Begin PROVIDED DATA

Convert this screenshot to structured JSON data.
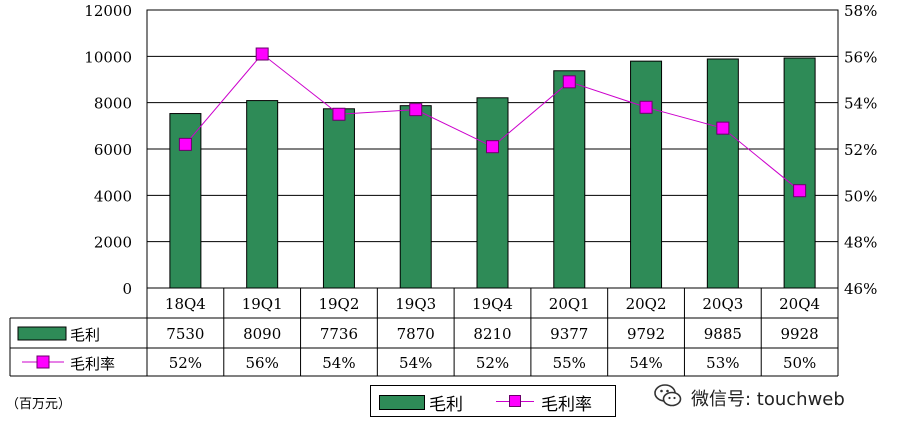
{
  "chart_data": {
    "type": "bar+line",
    "categories": [
      "18Q4",
      "19Q1",
      "19Q2",
      "19Q3",
      "19Q4",
      "20Q1",
      "20Q2",
      "20Q3",
      "20Q4"
    ],
    "series": [
      {
        "name": "毛利",
        "type": "bar",
        "axis": "left",
        "color": "#2e8b57",
        "values": [
          7530,
          8090,
          7736,
          7870,
          8210,
          9377,
          9792,
          9885,
          9928
        ]
      },
      {
        "name": "毛利率",
        "type": "line",
        "axis": "right",
        "color": "#ff00ff",
        "values": [
          52.2,
          56.1,
          53.5,
          53.7,
          52.1,
          54.9,
          53.8,
          52.9,
          50.2
        ]
      }
    ],
    "table_rows": {
      "gross_profit": [
        "7530",
        "8090",
        "7736",
        "7870",
        "8210",
        "9377",
        "9792",
        "9885",
        "9928"
      ],
      "gross_margin": [
        "52%",
        "56%",
        "54%",
        "54%",
        "52%",
        "55%",
        "54%",
        "53%",
        "50%"
      ]
    },
    "y_left": {
      "min": 0,
      "max": 12000,
      "ticks": [
        "12000",
        "10000",
        "8000",
        "6000",
        "4000",
        "2000",
        "0"
      ]
    },
    "y_right": {
      "min": 46,
      "max": 58,
      "ticks": [
        "58%",
        "56%",
        "54%",
        "52%",
        "50%",
        "48%",
        "46%"
      ]
    },
    "grid": true,
    "legend_position": "bottom"
  },
  "unit_label": "（百万元）",
  "legend": {
    "bar_label": "毛利",
    "line_label": "毛利率"
  },
  "watermark": {
    "text": "微信号: touchweb"
  }
}
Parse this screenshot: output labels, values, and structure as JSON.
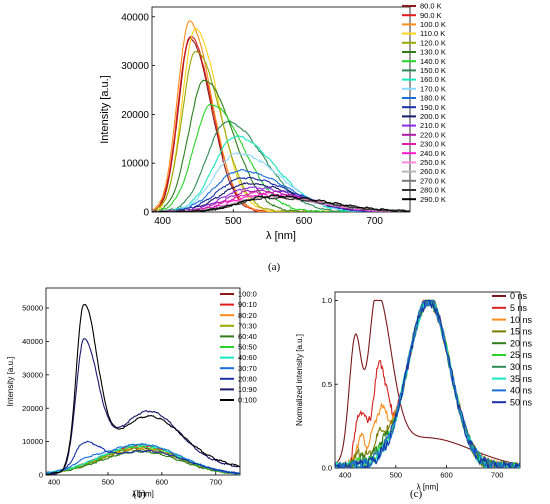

End PROVIDED DATA

» **TASK BRIEF**:
Give all the lines above again, character for character, without pictures.

» **ANSWER TO THE TASK**:
Convert this screenshot to structured JSON data.
{
  "chart_data": {
    "type": "bar+line",
    "categories": [
      "18Q4",
      "19Q1",
      "19Q2",
      "19Q3",
      "19Q4",
      "20Q1",
      "20Q2",
      "20Q3",
      "20Q4"
    ],
    "series": [
      {
        "name": "毛利",
        "type": "bar",
        "axis": "left",
        "color": "#2e8b57",
        "values": [
          7530,
          8090,
          7736,
          7870,
          8210,
          9377,
          9792,
          9885,
          9928
        ]
      },
      {
        "name": "毛利率",
        "type": "line",
        "axis": "right",
        "color": "#ff00ff",
        "values": [
          52.2,
          56.1,
          53.5,
          53.7,
          52.1,
          54.9,
          53.8,
          52.9,
          50.2
        ]
      }
    ],
    "table_rows": {
      "gross_profit": [
        "7530",
        "8090",
        "7736",
        "7870",
        "8210",
        "9377",
        "9792",
        "9885",
        "9928"
      ],
      "gross_margin": [
        "52%",
        "56%",
        "54%",
        "54%",
        "52%",
        "55%",
        "54%",
        "53%",
        "50%"
      ]
    },
    "y_left": {
      "min": 0,
      "max": 12000,
      "ticks": [
        "12000",
        "10000",
        "8000",
        "6000",
        "4000",
        "2000",
        "0"
      ]
    },
    "y_right": {
      "min": 46,
      "max": 58,
      "ticks": [
        "58%",
        "56%",
        "54%",
        "52%",
        "50%",
        "48%",
        "46%"
      ]
    },
    "grid": true,
    "legend_position": "bottom"
  },
  "unit_label": "（百万元）",
  "legend": {
    "bar_label": "毛利",
    "line_label": "毛利率"
  },
  "watermark": {
    "text": "微信号: touchweb"
  }
}
Parse this screenshot: output labels, values, and structure as JSON.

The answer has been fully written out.